▶ [Request 1] Write out the entries below from the first line through the line containing "484, 931, 580]", inclusive, with each line reproduced word for word.
>> begin Supplied text
As day 8 dawned, we were extremely excited to get exploring the Cinque Terre. This turned out to be one of the most amazing parts of our trip, and here’s why…
We took the train from La Spezia to the first of the 5 terre, Riomagiorre. Riomagiorre is one of the more overlooked and walked-through cities in the 5 terre, and that’s basically what we did there as well – overlooked and walked-through. The first and most popular hike of the Cinque Terre starts in Riomagiorre and goes to the next town, Manarola. It is called the Villa dell’Amore. (Walk of Love)
This pathway is easy enough for any senior citizen who can still walk. There are only a few steps here or there, and it’s well paved, wide, and relatively level. The views of the blue Mediterranean are stunning, though you aren’t really high enough on the cliff to enjoy the coast of the 5 terre as you will be on other trails.
One thing you do start noticing along the way are the beautiful terraced vineyards that grace the hillsides.
>> end Supplied text
>> begin Excerpted data
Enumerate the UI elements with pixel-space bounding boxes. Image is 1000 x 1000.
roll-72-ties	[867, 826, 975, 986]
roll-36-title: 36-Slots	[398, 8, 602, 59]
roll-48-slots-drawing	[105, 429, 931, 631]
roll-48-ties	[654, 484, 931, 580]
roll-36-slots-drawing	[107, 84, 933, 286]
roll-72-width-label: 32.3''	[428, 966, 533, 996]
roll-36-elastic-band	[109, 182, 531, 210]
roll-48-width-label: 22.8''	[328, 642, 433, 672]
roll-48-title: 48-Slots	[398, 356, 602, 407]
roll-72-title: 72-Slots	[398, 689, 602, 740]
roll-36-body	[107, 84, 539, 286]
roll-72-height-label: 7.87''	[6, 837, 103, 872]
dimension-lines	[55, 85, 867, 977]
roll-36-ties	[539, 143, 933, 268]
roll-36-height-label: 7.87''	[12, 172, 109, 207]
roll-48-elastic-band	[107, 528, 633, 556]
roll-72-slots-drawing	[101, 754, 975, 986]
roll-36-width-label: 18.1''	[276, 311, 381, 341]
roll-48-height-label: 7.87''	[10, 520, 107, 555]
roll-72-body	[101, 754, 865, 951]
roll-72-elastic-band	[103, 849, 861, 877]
>> end Excerpted data
▶ [Request 2] In the Cinque Terre travel account above, reproduce the passage between "This pathway is" and "on other trails.", inclusive, with no changes.

▶ [Result 1]
Enumerate the UI elements with pixel-space bounding boxes. Image is 1000 x 1000.
roll-72-ties	[867, 826, 975, 986]
roll-36-title: 36-Slots	[398, 8, 602, 59]
roll-48-slots-drawing	[105, 429, 931, 631]
roll-48-ties	[654, 484, 931, 580]

▶ [Result 2]
This pathway is easy enough for any senior citizen who can still walk. There are only a few steps here or there, and it’s well paved, wide, and relatively level. The views of the blue Mediterranean are stunning, though you aren’t really high enough on the cliff to enjoy the coast of the 5 terre as you will be on other trails.